→ The request: Report, as a bare number, how many lines hold "data".

-- Begin --

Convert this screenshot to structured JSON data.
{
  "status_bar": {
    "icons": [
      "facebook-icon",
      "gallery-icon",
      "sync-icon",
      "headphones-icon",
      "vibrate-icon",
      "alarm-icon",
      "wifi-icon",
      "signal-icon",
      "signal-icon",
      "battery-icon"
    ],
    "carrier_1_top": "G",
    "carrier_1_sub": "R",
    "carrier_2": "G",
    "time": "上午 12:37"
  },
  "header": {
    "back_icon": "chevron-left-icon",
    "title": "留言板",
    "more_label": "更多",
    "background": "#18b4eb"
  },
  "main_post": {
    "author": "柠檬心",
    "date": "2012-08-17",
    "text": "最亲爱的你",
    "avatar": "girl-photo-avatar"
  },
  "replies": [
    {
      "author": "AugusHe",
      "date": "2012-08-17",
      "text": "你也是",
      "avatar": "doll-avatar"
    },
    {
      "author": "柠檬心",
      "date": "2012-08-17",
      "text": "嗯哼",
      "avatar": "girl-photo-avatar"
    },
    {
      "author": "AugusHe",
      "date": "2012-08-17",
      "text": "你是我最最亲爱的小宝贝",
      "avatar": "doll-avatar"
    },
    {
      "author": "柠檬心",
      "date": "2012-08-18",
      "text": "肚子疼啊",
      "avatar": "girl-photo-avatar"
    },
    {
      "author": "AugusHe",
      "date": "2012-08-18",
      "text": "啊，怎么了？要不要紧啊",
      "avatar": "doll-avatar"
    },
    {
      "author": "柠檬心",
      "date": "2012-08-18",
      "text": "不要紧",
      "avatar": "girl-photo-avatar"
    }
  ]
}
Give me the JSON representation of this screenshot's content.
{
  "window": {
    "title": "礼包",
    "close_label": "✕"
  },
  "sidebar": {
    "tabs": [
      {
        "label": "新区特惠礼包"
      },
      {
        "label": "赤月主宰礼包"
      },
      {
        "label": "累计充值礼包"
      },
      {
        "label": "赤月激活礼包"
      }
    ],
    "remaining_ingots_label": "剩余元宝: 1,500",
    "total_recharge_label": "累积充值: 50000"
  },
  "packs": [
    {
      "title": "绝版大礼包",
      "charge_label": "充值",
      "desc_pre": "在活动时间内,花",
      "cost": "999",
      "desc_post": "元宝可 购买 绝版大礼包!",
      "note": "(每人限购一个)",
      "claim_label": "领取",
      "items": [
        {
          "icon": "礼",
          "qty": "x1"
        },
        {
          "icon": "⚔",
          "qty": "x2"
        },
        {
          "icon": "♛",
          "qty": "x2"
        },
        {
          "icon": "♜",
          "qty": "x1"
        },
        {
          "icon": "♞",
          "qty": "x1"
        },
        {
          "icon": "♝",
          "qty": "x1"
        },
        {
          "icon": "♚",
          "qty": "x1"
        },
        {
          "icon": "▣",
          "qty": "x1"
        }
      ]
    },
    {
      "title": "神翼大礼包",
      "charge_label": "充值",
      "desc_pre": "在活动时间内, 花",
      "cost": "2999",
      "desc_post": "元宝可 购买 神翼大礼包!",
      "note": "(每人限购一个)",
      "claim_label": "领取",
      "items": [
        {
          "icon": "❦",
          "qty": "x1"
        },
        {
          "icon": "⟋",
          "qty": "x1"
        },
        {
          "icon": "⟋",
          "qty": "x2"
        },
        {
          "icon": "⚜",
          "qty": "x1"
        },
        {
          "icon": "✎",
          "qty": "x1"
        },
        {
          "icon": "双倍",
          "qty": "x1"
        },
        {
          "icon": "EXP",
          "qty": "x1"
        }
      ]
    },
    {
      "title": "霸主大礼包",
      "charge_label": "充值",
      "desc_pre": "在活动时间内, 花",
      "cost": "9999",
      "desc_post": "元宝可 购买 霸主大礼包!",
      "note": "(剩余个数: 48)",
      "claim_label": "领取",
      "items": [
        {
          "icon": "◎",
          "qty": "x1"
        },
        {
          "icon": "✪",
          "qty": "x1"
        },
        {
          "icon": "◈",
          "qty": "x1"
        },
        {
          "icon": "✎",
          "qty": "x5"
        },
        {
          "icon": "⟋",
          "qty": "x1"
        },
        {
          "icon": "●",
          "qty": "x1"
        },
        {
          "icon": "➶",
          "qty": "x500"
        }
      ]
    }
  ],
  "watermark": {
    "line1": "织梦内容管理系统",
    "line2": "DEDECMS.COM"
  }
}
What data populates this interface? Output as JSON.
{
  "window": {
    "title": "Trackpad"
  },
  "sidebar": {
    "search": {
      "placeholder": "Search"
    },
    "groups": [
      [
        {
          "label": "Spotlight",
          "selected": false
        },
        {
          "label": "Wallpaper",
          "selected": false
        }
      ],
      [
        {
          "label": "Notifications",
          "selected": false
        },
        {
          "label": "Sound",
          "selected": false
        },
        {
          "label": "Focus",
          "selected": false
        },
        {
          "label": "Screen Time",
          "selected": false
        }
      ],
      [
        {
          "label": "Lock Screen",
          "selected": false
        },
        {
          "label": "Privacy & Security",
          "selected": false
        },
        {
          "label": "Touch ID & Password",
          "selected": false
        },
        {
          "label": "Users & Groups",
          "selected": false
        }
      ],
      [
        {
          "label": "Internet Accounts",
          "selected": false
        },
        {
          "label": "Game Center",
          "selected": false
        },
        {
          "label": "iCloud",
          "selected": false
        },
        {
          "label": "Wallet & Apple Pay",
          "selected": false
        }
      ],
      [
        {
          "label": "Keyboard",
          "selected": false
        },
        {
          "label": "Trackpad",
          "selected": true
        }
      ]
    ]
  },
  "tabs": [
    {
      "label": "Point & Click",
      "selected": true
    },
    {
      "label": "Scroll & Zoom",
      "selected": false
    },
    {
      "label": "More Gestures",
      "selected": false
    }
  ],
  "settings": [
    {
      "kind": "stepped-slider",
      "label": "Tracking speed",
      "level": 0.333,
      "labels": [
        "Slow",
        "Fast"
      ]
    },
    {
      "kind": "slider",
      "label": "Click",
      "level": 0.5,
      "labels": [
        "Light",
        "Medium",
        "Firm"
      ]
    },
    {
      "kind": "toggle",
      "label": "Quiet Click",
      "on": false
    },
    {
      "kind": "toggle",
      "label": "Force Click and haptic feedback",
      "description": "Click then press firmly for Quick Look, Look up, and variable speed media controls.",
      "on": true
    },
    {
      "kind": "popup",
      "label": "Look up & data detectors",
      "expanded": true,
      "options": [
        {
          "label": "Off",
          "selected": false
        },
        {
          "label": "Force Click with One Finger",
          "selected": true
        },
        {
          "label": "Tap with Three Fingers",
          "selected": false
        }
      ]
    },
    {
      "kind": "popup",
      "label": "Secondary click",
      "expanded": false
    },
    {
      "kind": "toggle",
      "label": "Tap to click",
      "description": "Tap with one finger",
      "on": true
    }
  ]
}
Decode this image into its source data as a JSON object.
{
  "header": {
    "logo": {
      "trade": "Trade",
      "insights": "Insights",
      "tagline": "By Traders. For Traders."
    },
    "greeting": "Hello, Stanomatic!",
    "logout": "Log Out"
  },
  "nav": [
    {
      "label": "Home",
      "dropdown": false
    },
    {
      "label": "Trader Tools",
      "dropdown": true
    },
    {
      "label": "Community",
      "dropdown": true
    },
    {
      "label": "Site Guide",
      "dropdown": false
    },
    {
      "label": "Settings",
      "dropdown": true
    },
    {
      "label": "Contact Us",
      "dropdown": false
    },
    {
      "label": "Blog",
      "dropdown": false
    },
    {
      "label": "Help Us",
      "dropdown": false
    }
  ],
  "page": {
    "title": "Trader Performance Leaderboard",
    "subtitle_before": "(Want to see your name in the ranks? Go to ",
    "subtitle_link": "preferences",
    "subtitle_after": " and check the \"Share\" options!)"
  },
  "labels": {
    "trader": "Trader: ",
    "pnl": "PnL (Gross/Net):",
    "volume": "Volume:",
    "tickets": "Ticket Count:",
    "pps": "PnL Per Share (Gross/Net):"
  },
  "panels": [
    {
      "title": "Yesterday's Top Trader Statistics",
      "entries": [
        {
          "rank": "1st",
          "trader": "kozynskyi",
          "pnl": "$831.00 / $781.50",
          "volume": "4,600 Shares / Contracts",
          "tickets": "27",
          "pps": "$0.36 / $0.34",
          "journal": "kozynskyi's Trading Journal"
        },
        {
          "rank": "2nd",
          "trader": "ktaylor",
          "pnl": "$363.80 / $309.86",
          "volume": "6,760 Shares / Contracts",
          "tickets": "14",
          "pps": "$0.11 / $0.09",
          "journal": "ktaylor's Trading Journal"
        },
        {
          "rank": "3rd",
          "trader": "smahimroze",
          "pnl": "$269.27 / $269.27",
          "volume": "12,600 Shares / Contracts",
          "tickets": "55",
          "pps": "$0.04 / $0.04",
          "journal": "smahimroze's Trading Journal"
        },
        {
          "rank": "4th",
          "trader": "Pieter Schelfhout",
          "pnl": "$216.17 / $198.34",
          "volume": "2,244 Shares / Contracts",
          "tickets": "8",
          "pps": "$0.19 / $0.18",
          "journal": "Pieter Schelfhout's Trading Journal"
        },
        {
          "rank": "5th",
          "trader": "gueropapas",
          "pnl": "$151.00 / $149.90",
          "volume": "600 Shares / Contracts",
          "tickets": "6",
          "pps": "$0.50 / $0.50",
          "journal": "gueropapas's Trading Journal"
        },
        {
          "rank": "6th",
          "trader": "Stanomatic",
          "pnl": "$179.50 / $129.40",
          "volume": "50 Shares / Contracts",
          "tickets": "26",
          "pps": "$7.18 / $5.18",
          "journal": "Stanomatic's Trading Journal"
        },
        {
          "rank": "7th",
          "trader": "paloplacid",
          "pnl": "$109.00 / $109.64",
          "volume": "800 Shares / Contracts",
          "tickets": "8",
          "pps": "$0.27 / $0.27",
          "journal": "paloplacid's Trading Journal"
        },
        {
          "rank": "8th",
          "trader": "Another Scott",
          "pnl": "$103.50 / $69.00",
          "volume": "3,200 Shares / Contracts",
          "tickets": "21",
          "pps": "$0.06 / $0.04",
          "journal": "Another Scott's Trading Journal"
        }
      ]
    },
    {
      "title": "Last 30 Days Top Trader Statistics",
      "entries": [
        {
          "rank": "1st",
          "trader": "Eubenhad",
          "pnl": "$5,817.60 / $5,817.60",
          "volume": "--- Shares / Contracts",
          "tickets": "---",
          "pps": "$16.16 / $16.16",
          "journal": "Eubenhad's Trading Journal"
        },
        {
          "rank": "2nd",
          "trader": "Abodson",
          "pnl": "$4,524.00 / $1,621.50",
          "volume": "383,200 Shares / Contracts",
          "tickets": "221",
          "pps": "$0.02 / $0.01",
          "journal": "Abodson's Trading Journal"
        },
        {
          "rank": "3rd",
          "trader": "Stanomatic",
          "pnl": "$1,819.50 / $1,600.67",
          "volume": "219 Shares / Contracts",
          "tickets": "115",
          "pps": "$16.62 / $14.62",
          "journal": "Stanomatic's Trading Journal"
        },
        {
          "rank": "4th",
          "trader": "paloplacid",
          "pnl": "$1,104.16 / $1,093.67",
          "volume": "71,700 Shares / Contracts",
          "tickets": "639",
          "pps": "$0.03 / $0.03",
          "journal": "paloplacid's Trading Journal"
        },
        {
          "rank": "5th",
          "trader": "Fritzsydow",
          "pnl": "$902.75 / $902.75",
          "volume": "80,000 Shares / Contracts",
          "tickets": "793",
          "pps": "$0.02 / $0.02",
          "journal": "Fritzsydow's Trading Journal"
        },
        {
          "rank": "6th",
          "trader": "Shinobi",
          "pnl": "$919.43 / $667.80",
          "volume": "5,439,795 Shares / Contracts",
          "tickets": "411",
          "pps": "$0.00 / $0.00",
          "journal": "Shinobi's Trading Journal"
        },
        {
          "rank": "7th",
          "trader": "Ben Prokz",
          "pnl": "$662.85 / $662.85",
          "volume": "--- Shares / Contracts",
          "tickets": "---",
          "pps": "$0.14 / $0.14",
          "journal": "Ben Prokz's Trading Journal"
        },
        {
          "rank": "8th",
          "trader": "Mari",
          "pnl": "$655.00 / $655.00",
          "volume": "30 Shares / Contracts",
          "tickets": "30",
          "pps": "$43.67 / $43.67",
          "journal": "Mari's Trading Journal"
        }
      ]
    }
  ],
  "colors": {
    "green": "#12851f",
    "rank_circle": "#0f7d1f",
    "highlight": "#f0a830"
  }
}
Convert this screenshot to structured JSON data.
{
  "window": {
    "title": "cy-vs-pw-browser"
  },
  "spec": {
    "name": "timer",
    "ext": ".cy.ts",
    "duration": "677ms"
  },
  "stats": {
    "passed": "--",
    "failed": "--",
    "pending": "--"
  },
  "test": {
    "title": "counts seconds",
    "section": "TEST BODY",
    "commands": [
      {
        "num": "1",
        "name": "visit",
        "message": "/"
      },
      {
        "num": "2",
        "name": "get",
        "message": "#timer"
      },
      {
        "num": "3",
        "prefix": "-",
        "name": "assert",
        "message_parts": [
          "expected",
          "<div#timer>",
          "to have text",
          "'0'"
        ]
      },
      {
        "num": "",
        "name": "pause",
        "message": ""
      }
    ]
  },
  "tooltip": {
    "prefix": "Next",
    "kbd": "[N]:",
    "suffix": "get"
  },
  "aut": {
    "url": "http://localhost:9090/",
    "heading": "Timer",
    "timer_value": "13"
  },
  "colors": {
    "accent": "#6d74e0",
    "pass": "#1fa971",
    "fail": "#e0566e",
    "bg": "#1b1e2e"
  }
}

-- End --

→ Solution to this task: 5